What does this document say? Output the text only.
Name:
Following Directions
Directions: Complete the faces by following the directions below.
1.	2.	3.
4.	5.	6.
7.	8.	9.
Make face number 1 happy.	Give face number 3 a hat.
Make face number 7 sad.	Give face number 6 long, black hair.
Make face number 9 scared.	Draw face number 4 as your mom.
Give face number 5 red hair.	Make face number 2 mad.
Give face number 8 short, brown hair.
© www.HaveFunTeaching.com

- - -

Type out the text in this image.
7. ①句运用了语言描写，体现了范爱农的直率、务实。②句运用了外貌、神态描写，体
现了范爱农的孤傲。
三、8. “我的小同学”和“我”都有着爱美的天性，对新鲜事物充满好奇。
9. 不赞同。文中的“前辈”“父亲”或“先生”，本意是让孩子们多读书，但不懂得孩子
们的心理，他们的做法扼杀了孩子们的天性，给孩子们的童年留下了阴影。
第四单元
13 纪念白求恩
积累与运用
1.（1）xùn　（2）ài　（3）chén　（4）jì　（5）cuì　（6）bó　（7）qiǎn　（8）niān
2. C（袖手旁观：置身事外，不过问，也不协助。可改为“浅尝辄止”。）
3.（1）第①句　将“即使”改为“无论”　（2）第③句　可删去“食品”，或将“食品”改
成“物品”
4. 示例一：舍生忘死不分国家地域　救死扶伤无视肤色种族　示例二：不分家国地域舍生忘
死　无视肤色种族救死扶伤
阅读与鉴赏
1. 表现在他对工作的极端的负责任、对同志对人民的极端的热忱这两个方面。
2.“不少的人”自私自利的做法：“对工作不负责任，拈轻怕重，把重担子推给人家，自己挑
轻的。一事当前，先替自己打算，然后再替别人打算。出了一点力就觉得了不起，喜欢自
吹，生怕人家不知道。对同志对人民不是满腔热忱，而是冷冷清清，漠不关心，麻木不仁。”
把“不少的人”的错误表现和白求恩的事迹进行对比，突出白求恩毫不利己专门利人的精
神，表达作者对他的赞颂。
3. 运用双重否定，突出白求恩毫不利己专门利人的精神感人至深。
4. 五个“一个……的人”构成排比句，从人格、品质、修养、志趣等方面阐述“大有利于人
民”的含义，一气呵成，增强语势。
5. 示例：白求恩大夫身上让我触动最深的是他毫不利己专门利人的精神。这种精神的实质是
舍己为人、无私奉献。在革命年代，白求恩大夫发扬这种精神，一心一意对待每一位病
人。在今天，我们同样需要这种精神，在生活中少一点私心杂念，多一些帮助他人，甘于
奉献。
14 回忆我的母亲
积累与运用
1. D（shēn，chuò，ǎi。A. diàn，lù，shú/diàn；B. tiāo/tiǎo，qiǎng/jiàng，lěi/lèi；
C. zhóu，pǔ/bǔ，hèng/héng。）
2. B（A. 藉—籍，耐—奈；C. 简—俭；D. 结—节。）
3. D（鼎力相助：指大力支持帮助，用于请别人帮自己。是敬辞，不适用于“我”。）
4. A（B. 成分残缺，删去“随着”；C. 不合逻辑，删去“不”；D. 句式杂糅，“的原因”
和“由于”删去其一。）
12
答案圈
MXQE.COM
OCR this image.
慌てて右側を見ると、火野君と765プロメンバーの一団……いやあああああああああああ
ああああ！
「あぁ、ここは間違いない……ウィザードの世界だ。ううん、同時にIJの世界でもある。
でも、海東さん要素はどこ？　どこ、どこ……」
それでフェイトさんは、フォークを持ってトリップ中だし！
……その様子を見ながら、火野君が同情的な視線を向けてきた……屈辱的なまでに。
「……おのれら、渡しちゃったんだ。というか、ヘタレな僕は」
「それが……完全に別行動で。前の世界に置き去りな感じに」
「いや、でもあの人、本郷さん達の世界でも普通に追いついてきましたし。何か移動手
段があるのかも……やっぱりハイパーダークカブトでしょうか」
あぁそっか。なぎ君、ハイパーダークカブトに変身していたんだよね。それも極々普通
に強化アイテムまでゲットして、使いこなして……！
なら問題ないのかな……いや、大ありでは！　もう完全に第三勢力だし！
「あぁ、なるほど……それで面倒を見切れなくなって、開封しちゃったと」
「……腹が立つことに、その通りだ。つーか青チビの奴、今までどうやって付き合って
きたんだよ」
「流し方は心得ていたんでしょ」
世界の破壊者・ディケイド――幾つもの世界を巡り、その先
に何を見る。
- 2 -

- - -

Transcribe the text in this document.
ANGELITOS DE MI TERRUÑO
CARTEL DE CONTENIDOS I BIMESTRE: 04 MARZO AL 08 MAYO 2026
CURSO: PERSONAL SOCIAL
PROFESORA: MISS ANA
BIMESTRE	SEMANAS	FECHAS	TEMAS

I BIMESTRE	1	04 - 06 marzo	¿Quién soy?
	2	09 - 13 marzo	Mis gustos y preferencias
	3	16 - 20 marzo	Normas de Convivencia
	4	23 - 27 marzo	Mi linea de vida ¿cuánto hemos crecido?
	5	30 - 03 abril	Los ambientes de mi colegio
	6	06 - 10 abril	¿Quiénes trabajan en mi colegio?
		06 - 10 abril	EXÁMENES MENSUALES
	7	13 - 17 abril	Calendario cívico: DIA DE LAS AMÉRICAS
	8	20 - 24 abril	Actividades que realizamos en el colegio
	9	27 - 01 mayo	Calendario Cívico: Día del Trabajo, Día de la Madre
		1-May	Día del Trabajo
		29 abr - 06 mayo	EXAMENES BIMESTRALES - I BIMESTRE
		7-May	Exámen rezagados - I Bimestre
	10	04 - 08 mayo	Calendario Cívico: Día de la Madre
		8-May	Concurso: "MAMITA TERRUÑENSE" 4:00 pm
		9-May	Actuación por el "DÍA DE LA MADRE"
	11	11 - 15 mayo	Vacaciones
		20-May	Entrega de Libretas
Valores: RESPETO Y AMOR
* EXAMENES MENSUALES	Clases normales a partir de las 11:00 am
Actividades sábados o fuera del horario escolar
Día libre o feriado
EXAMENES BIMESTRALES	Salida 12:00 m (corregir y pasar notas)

- - -

WRITTEN TASK: Report each line of the material above where the word "EXAMENES" appears.

IN RESPONSE:
		29 abr - 06 mayo	EXAMENES BIMESTRALES - I BIMESTRE
* EXAMENES MENSUALES	Clases normales a partir de las 11:00 am
EXAMENES BIMESTRALES	Salida 12:00 m (corregir y pasar notas)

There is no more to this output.